◆ Extracted records ◆
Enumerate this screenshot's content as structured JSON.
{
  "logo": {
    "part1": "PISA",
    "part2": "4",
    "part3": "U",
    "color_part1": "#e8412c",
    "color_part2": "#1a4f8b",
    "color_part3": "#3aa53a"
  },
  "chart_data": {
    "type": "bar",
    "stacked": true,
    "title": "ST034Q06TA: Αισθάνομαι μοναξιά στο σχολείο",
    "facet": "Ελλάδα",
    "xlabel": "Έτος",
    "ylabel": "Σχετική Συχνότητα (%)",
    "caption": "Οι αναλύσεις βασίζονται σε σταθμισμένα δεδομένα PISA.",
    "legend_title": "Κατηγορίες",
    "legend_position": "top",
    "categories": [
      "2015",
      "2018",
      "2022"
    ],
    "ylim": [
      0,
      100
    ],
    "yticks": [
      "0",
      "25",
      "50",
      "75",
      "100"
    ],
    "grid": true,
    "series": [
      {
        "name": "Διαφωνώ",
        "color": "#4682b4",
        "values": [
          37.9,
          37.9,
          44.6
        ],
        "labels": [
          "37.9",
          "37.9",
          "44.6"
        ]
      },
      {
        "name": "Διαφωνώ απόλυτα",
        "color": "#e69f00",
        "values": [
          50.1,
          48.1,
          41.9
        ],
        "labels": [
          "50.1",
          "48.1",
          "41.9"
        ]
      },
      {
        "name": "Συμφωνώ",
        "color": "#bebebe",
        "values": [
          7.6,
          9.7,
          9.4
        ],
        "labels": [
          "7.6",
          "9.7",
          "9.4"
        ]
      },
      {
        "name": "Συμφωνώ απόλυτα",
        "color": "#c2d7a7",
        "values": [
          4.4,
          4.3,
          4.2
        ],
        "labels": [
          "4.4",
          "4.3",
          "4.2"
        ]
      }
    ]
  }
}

◆ What to do ◆
Select from the material above each line in which the string "PISA" appears, and list those lines.

◆ Task solution ◆
    "part1": "PISA",
    "caption": "Οι αναλύσεις βασίζονται σε σταθμισμένα δεδομένα PISA.",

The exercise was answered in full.